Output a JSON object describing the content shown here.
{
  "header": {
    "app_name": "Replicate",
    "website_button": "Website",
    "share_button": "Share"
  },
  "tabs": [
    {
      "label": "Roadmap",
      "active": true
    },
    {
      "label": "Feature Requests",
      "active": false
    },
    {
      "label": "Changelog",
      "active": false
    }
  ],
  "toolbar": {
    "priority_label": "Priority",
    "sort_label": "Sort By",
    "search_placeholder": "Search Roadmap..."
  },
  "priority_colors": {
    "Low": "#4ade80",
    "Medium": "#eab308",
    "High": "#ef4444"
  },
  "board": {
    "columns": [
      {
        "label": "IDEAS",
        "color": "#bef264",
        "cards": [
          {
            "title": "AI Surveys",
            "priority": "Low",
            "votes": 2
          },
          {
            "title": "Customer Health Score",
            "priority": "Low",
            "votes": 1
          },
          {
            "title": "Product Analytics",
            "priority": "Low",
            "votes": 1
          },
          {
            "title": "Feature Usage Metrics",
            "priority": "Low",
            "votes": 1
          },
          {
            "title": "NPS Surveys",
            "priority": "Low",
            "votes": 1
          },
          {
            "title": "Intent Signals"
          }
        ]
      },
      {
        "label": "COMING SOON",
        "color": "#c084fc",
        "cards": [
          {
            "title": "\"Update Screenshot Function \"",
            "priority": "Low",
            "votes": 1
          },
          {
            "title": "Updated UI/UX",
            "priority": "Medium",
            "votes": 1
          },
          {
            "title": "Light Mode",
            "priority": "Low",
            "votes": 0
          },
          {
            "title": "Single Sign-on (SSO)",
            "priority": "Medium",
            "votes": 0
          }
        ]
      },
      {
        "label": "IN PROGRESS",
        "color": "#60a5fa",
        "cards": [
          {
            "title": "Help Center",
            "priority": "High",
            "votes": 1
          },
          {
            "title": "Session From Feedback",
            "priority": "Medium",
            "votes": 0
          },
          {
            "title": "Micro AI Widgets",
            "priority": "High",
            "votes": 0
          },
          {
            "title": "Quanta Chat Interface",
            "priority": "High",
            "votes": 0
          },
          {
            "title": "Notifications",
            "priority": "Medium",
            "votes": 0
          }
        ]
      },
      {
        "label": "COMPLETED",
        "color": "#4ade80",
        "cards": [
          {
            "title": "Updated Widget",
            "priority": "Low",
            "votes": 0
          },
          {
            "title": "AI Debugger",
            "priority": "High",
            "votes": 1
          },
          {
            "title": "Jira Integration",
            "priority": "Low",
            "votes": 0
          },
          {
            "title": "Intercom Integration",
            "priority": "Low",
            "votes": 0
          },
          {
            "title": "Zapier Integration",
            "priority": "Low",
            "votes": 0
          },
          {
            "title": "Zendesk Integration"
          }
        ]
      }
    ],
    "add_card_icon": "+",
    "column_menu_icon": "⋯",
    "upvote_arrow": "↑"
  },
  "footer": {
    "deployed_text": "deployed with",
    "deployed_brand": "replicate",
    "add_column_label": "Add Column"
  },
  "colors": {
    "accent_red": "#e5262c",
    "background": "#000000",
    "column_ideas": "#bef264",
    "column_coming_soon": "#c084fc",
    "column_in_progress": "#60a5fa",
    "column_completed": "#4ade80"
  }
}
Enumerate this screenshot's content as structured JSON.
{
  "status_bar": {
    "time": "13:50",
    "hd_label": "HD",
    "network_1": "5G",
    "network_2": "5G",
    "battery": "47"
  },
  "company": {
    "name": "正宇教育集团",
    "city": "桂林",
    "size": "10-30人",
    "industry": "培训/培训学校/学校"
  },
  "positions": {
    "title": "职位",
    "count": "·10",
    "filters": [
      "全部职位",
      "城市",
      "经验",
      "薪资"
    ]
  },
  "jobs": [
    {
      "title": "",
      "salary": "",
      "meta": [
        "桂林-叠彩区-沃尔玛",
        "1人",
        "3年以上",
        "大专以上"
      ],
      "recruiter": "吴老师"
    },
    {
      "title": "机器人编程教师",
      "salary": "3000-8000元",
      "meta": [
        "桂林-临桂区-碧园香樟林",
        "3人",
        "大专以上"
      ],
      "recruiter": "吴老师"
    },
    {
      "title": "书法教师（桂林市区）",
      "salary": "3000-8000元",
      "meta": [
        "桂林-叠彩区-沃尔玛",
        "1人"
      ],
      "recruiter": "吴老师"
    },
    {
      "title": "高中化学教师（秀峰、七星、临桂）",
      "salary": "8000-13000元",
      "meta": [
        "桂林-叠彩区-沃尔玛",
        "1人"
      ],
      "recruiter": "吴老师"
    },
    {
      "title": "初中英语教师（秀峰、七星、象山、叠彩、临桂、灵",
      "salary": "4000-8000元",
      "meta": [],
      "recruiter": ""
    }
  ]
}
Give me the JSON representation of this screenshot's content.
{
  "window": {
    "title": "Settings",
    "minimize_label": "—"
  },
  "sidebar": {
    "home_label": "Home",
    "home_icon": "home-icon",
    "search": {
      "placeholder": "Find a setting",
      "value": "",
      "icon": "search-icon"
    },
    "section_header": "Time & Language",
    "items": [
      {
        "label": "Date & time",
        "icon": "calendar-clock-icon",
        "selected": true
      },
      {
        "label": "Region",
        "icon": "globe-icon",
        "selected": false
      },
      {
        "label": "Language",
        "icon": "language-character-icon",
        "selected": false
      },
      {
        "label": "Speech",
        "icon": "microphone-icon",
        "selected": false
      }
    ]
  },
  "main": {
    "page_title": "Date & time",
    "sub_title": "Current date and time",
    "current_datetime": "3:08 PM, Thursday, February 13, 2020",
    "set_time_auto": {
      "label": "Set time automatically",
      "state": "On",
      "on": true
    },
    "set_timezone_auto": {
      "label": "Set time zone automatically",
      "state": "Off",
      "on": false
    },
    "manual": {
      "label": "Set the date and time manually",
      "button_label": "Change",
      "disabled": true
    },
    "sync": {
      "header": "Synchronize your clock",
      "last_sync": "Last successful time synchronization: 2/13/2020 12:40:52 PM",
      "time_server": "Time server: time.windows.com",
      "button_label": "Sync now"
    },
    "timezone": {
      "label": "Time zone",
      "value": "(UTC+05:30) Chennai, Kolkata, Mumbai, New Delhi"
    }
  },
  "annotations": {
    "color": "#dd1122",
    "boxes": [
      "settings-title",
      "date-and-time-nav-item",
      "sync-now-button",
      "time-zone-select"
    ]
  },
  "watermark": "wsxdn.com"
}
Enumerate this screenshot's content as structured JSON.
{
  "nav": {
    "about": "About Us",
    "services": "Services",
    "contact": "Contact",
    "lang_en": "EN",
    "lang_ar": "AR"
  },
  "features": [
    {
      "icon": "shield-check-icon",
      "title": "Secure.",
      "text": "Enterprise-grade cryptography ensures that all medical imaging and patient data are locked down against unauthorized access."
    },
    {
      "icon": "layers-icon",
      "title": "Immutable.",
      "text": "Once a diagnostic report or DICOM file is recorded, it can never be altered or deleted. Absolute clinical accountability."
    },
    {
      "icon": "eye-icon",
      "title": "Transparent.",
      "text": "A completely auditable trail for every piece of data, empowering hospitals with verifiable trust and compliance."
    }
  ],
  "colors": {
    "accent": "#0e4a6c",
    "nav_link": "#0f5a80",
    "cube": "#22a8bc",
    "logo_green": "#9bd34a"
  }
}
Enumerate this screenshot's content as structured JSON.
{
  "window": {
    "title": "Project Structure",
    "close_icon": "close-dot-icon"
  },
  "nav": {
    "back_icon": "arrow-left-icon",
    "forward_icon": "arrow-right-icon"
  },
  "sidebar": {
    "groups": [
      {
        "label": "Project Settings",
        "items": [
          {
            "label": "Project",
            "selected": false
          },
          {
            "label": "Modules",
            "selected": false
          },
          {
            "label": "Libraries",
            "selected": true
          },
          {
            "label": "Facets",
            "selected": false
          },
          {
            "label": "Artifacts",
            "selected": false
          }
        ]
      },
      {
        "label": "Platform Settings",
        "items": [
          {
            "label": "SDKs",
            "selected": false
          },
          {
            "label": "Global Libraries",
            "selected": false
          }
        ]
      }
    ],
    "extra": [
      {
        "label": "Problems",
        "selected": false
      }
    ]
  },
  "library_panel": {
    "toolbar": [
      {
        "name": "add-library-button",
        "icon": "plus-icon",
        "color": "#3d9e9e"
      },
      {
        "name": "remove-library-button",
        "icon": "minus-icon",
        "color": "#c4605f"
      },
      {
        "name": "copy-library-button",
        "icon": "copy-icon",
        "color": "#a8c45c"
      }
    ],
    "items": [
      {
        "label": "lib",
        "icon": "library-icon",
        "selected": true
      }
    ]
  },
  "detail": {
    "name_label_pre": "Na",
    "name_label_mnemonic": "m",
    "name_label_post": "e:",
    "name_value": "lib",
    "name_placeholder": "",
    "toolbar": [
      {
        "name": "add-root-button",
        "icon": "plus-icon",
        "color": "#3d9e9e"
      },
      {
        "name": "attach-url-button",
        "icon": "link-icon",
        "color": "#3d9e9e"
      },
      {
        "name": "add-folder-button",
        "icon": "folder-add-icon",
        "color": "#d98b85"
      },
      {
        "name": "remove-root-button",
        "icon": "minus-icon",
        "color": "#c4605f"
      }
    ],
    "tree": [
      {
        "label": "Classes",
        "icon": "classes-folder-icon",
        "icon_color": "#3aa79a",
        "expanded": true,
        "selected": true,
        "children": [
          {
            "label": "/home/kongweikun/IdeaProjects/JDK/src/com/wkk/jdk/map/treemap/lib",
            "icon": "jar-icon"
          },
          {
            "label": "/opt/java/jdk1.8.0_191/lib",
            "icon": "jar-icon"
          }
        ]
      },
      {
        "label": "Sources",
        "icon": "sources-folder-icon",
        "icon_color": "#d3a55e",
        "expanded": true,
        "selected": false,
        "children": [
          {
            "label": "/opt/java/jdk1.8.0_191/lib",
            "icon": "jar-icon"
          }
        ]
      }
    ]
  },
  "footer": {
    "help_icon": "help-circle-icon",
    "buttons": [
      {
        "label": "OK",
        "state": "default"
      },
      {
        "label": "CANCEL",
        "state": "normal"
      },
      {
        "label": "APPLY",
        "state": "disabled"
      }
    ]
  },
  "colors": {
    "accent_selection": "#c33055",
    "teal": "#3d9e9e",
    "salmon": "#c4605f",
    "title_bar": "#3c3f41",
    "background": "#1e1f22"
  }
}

·····

YOUR GOAL:
Check each line of the data above for the word "Libraries", then state how many lines have it. Give the number alone.

TASK RESPONSE:
2